━━━━━ Texte ━━━━━
Et nous retournons vers la guerre du Pacifique, qui décidément hantait Raoul Walsh, pour un film à l'histoire troublée... Qu'on s'en souvienne, le roman de Norman Mailer avait bouleversé Charles Laughton et son partenaire de The night of the hunter, Paul Gregory: l'idée était de reprendre la même équipe (Laughton, Gregory, Mitchum et le chef-opérateur Stanley Cortez) pour tourner une adaptation "sans concession" du roman... L'insuccès de leur premier long métrage en a décidé autrement... C'est donc une production RKO, distribuée par Warner (le studio RKO en était vraiment à la toute fin, après de rocailleuses années 50), mise en scène par Raoul Walsh, sur un script qui n'est qu'officiellement de Denis et Terry Sanders, les deux auteurs qui avaient été engagés par Paul Gregory. L'image est signée de Joseph LaShelle, en lieu et place de Cortez, et Paul Gregory est bien crédité en tant que producteur... Cerise sur le gâteau, la musique du film est une partition agressive et totalement appropriée de Bernard Herrmann...
On se souvient de Battle Cry dans lequel les Marines devaient accomplir leur devoir, et faire le sale boulot attendu d'eux, tout en rêvant au retour... On se rappelle aussi de Objective Burma, où des soldats coincés en pleine jungle devenaient les prisonniers d'une jungle des moins rassurantes, tombant de piège en piège au gré des embuscades des soldats Japonais qui se confondaient avec la végétation! Ce sont ces deux aspects qui se retrouvent entremêlés dans ce nouveau film, avec une nouvelle dimension de réalisme sordide, et aussi une réflexion amère sur la bêtise humaine face au pouvoir...
Comme dans les deux films précédents, ça passe plus par une galerie de personnages que par l'intrigue, mais Walsh ne refait pas celle de Battle Cry, dont les "types" sympathiques auraient ici été trop empreints de clichés. Et "l'arrière" qui était ce lieu mythique vaguement considéré comme une récompense, ou comme le "repos du guerrier", agit ici plus pour donner une sorte de contexte et de profondeur à certains personnages... Surtout un, en fait: le sergent Croft (Aldo Ray), dur, menteur, tricheur et manipulateur; autant de qualités qui en font pourtant un excellent soldat! Mais il a un secret qui explique en partie sa dureté, un secret sur son intimité qu'il va nous falloir deviner entre les lignes de flash-backs disséminés dans les deux premiers actes. Les autres personnages développés sont au nombre de deux: le général Cummings (Raymond Massey) est tellement auto-satisfait qu'il voir arriver le jeune lieutenant Hearn (Cliff Robertson), un fort-en-gueule mais qui a oublié d'être stupide, comme une opportunité d'affirmer sa supériorité. Il va oublier d'en être un bon commandant en chef... Hearn, de son côté, semble s'être trompé de vocation, comme en témoigne une scène à la fois hilarante et épouvantablement triste qui voit, sans aucun dialogue, Hearn collectionner les conquêtes (parfois jusqu'à trois en même temps).
━━━━━ Données ━━━━━
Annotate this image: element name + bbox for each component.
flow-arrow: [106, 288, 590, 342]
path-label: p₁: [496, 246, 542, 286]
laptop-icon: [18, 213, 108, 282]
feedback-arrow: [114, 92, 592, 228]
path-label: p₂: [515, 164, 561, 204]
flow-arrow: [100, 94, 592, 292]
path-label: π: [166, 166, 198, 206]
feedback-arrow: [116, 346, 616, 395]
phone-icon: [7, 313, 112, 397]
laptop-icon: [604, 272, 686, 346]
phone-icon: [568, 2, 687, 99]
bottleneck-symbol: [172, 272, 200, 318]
━━━━━
━━━━━ Données ━━━━━
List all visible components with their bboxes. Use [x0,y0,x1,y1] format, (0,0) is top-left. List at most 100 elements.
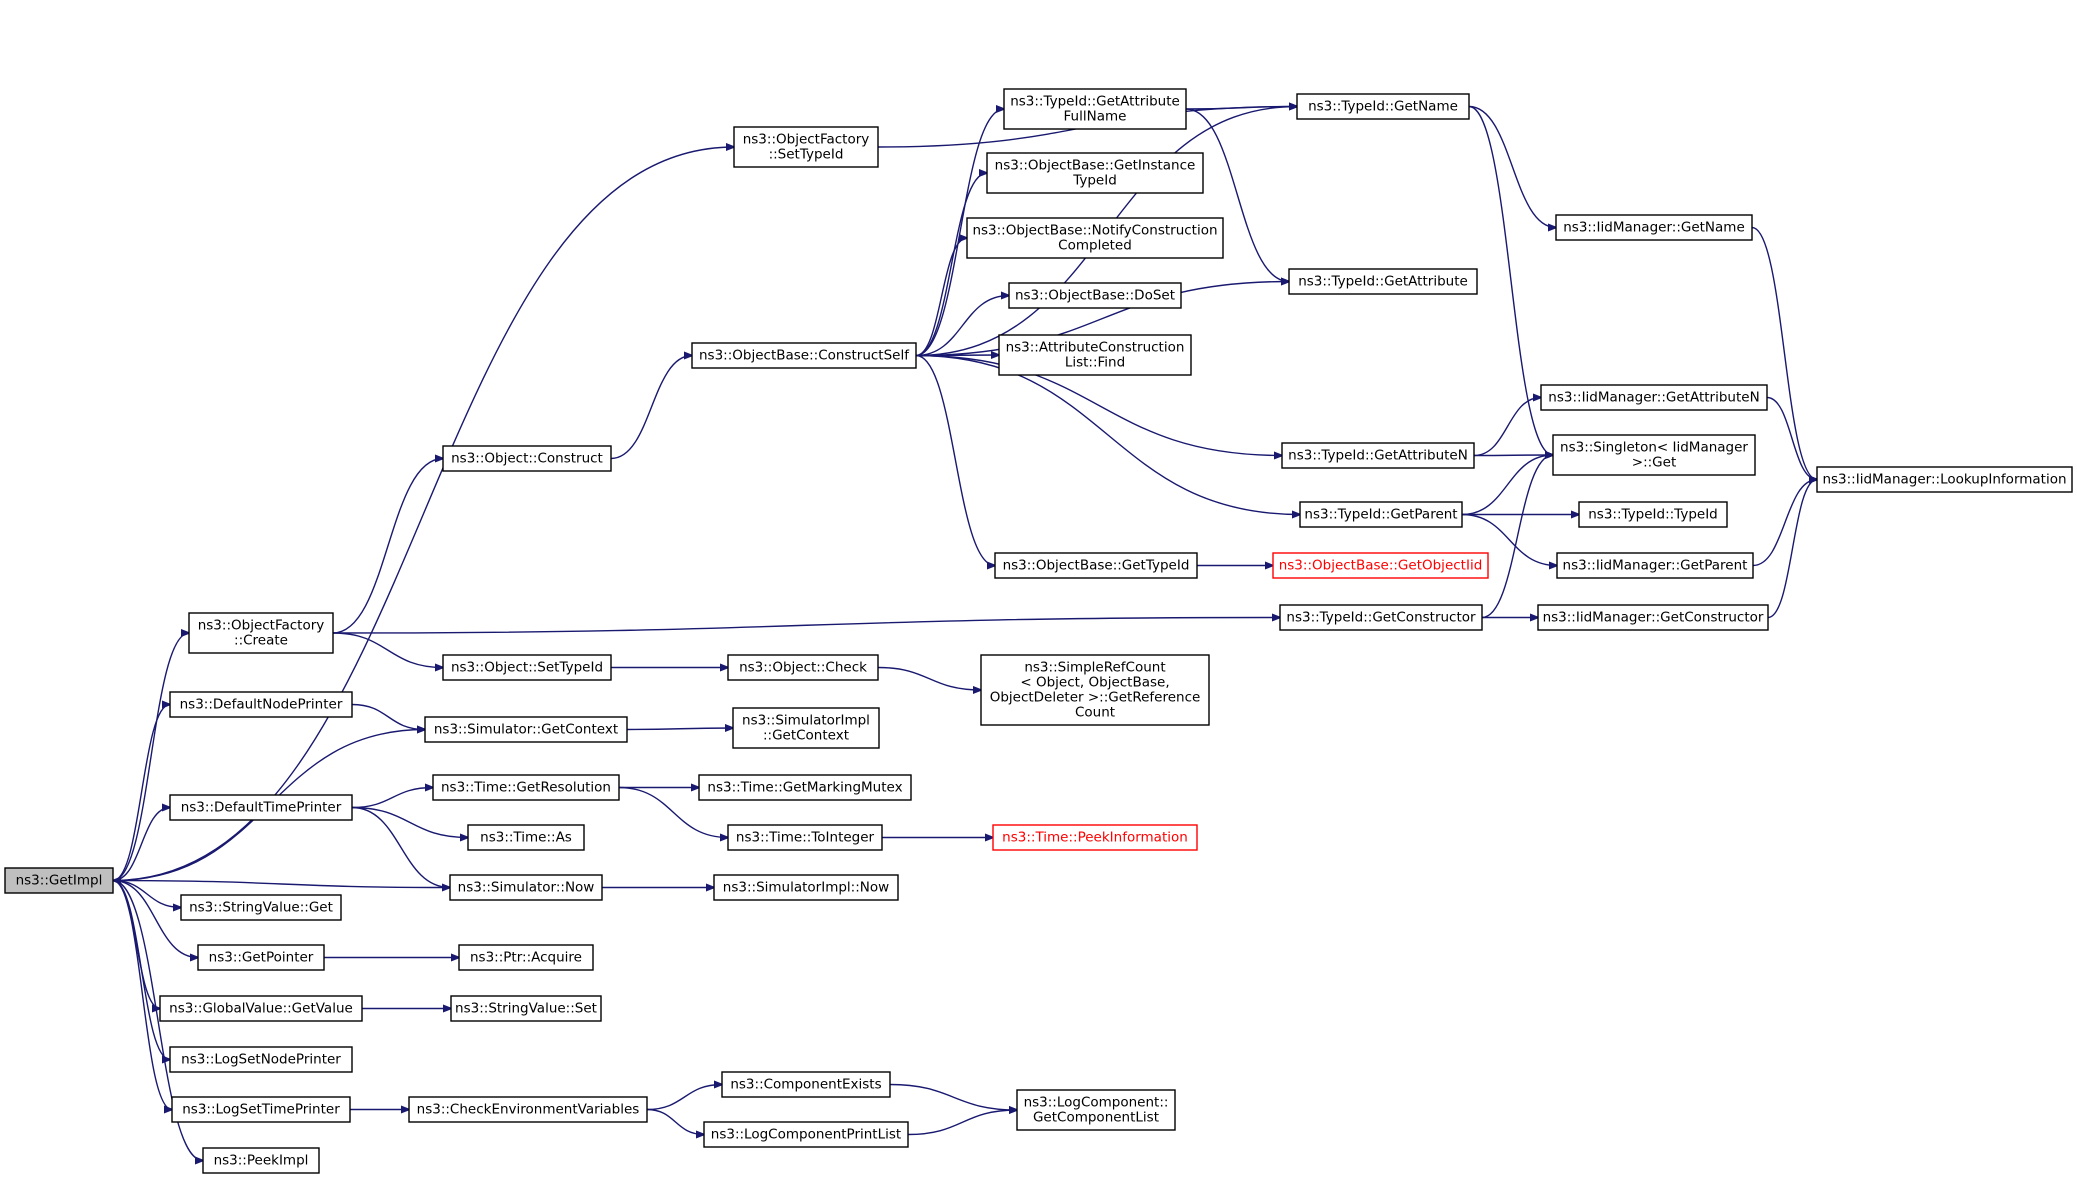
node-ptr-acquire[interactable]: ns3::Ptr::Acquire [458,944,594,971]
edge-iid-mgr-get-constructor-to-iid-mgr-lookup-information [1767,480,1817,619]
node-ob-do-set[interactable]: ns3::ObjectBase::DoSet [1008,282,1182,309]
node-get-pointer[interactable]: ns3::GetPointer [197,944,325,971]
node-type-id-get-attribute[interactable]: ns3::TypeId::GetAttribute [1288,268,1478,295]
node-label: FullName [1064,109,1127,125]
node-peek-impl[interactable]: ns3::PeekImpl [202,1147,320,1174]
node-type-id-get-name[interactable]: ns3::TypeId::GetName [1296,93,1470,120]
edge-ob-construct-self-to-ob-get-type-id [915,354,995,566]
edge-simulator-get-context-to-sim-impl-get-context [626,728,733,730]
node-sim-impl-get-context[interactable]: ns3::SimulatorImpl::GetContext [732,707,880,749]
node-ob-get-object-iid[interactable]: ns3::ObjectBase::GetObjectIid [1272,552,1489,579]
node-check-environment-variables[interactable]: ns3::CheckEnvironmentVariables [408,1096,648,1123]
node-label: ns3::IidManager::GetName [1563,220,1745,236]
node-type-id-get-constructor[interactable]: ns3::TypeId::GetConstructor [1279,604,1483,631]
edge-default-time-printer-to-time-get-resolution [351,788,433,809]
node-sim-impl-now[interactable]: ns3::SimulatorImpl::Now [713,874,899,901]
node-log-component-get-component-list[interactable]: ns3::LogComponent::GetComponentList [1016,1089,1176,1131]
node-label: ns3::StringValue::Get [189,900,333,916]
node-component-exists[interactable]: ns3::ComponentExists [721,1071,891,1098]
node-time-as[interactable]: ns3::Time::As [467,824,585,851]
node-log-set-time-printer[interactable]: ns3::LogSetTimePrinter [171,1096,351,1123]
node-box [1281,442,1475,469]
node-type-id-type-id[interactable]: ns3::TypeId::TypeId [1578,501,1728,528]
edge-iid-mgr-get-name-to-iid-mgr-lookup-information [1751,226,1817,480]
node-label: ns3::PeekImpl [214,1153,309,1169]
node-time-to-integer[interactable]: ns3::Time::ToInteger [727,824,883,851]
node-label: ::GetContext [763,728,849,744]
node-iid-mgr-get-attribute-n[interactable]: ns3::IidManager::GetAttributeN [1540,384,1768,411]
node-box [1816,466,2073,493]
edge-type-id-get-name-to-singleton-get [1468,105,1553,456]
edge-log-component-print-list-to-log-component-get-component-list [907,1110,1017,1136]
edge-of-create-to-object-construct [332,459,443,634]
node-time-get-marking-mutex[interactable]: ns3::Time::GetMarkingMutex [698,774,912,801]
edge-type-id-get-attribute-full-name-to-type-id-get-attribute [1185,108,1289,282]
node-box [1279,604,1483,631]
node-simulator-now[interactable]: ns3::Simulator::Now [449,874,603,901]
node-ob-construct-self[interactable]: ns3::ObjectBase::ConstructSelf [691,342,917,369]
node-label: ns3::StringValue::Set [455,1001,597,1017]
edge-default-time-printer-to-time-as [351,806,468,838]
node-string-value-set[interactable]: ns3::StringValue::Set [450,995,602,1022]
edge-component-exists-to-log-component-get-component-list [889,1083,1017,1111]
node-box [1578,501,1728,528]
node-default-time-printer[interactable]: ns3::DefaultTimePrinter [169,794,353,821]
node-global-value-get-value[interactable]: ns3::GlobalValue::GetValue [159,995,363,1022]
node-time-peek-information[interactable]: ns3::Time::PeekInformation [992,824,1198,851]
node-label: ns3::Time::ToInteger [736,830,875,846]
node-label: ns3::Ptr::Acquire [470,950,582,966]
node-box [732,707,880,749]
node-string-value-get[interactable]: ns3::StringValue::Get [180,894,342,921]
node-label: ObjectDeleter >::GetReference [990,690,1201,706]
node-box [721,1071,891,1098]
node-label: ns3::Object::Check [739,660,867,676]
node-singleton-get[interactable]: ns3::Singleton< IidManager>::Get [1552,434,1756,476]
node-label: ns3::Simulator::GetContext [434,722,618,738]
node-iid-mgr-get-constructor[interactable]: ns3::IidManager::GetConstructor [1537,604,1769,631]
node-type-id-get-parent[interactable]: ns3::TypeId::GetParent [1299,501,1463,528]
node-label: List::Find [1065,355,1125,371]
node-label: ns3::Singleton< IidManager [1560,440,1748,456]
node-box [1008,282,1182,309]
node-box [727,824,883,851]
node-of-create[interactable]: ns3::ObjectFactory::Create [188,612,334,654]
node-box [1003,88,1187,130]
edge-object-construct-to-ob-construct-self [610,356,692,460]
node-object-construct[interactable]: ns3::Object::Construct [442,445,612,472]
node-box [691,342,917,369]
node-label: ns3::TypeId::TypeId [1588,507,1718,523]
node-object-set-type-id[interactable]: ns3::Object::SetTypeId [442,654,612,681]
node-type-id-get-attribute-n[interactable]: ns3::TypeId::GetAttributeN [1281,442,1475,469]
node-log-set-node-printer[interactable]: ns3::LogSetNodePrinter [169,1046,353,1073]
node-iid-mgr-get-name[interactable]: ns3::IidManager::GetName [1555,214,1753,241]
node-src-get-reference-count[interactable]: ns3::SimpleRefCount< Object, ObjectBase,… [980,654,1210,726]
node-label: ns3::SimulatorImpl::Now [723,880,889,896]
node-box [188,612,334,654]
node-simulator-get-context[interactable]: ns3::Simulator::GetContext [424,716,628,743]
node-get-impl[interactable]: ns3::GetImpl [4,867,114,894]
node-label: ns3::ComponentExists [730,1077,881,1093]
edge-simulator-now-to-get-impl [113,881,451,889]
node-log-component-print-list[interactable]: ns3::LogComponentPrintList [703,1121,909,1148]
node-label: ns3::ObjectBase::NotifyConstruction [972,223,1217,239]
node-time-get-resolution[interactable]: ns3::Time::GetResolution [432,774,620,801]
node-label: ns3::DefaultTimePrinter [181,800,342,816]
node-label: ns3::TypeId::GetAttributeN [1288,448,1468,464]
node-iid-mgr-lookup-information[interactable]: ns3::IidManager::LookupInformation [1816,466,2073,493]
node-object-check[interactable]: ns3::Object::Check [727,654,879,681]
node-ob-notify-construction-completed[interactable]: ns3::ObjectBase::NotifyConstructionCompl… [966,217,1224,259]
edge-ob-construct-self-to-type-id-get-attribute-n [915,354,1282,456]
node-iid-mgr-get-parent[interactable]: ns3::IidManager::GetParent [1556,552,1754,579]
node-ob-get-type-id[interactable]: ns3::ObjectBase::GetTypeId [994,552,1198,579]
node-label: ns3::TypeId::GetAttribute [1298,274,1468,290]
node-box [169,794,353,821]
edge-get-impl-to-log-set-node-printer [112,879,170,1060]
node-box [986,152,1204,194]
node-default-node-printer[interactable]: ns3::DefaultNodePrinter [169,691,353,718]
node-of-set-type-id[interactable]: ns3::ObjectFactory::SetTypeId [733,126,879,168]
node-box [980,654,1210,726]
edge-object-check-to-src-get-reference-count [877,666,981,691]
━━━━━
━━━━━ Données ━━━━━
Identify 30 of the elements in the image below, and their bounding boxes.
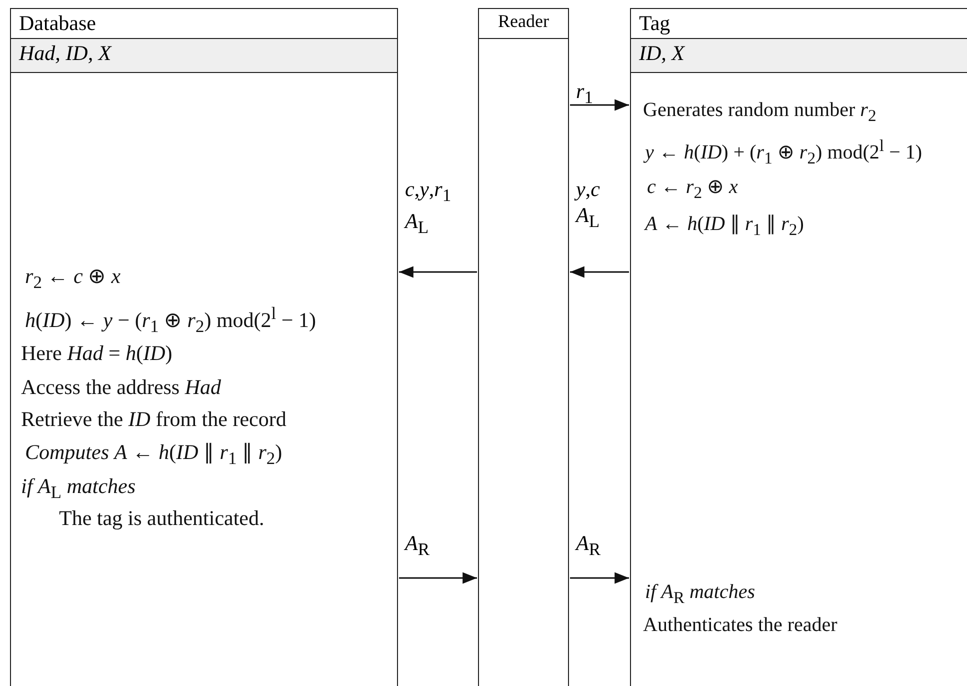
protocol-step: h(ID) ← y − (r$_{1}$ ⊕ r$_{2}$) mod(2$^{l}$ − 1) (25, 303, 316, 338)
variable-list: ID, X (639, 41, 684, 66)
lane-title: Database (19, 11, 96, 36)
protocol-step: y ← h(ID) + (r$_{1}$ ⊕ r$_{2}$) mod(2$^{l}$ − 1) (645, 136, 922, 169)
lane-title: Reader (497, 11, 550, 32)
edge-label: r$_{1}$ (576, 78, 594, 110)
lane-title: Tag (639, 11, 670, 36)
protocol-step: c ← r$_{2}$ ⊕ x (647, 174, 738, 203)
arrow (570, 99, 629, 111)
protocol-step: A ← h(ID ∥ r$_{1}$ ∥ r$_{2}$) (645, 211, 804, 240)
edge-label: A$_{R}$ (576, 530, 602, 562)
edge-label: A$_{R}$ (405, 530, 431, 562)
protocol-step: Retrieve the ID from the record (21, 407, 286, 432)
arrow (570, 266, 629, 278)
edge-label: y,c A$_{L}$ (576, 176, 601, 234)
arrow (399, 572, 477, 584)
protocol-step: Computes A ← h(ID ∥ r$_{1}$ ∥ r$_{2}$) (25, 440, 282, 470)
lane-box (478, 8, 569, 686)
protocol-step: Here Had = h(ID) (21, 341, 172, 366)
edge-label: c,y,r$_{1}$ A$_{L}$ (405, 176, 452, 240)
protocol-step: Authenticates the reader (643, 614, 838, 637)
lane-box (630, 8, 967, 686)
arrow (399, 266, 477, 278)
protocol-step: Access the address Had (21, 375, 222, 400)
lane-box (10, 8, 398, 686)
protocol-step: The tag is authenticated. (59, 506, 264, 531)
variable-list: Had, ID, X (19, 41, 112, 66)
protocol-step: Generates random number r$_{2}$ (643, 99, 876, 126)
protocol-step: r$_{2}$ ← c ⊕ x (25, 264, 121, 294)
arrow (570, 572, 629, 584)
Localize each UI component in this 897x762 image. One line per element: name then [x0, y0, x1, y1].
━━━━━
Défi A:
Convertissez en tableau Markdown la partie des entrées qui s'ouvre sur la ligne contenant « protocol-step: h(ID) ← » et se ferme sur celle contenant « Localize each UI », ces deux lignes comprises. Donnez-lui les colonnes « Numéro » et « Ligne d'entrée », et omettez les lignes vides.
Défi B:
Poursuivez la critique du film de Raoul Walsh sur la guerre du Pacifique à partir de l'endroit où elle s'arrête.

Réponse A:
| Numéro | Ligne d'entrée |
|---|---|
| 1 | protocol-step: h(ID) ← y − (r$_{1}$ ⊕ r$_{2}$) mod(2$^{l}$ − 1) (25, 303, 316, 338) |
| 2 | variable-list: ID, X (639, 41, 684, 66) |
| 3 | lane-title: Database (19, 11, 96, 36) |
| 4 | protocol-step: y ← h(ID) + (r$_{1}$ ⊕ r$_{2}$) mod(2$^{l}$ − 1) (645, 136, 922, 169) |
| 5 | lane-title: Reader (497, 11, 550, 32) |
| 6 | edge-label: r$_{1}$ (576, 78, 594, 110) |
| 7 | lane-title: Tag (639, 11, 670, 36) |
| 8 | protocol-step: c ← r$_{2}$ ⊕ x (647, 174, 738, 203) |
| 9 | arrow (570, 99, 629, 111) |
| 10 | protocol-step: A ← h(ID ∥ r$_{1}$ ∥ r$_{2}$) (645, 211, 804, 240) |
| 11 | edge-label: A$_{R}$ (576, 530, 602, 562) |
| 12 | edge-label: A$_{R}$ (405, 530, 431, 562) |
| 13 | protocol-step: Retrieve the ID from the record (21, 407, 286, 432) |
| 14 | arrow (570, 266, 629, 278) |
| 15 | edge-label: y,c A$_{L}$ (576, 176, 601, 234) |
| 16 | arrow (399, 572, 477, 584) |
| 17 | protocol-step: Computes A ← h(ID ∥ r$_{1}$ ∥ r$_{2}$) (25, 440, 282, 470) |
| 18 | lane-box (478, 8, 569, 686) |
| 19 | protocol-step: Here Had = h(ID) (21, 341, 172, 366) |
| 20 | edge-label: c,y,r$_{1}$ A$_{L}$ (405, 176, 452, 240) |
| 21 | protocol-step: Authenticates the reader (643, 614, 838, 637) |
| 22 | lane-box (630, 8, 967, 686) |
| 23 | arrow (399, 266, 477, 278) |
| 24 | protocol-step: Access the address Had (21, 375, 222, 400) |
| 25 | lane-box (10, 8, 398, 686) |
| 26 | protocol-step: The tag is authenticated. (59, 506, 264, 531) |
| 27 | variable-list: Had, ID, X (19, 41, 112, 66) |
| 28 | protocol-step: Generates random number r$_{2}$ (643, 99, 876, 126) |
| 29 | protocol-step: r$_{2}$ ← c ⊕ x (25, 264, 121, 294) |
| 30 | arrow (570, 572, 629, 584) |
| 31 | Localize each UI component in this 897x762 image. One line per element: name then [x0, y0, x1, y1]. |

Réponse B:
L'intrigue va en fait consister à ce que toutes les scènes du film contribuent à mettre le lieutenant Hearn en contact avec Croft, pour une mission suicide qui va tourner à l'affrontement sournois entre es deux hommes, au détriment des soldats bien entendu. Et le principal enjeu, pour Walsh, aura sans doute été de flirter avec les audaces du livre, tout en rendant le film acceptable pour le Hollywood de 1958! Donx exit le langage rude, et si le caractère éminemment sexuel des liens qu'entretiennent les soldats avec l'arrière est maintenu dans le film, il a été rendu acceptable, d'une part par des raccourcis mais aussi par des coupes: Walsh disait de ce film qu'on lui avait enlevé les nus et laissé les morts! Mais c'est à porter à son crédit de dire que c'est l'un des films les plus avancés de la période classique en ce domaine...
Au final, avec son cinémascope superbe et ses couleurs qui n'essaient pas d'être trop jolies, mais rendent justice à la réalité des combats et de l'ordinaire des soldats, c'est un grand film de guerre, âpre et brutal, qui réussit à ne pas trahir le message du roman, en faisant de la guerre un spectacle par exemple. Walsh n'a pas commis cette erreur, et a fait comme il l'a toujours fait, que ce soit pour ses films de guerre ou ses westerns: les batailles sont un contexte auquel il faut survivre. Mais cette fois-ci, l'éthique est en concurrence avec l'ambition, la folie du pouvoir et la frustration: les hommes vont en baver...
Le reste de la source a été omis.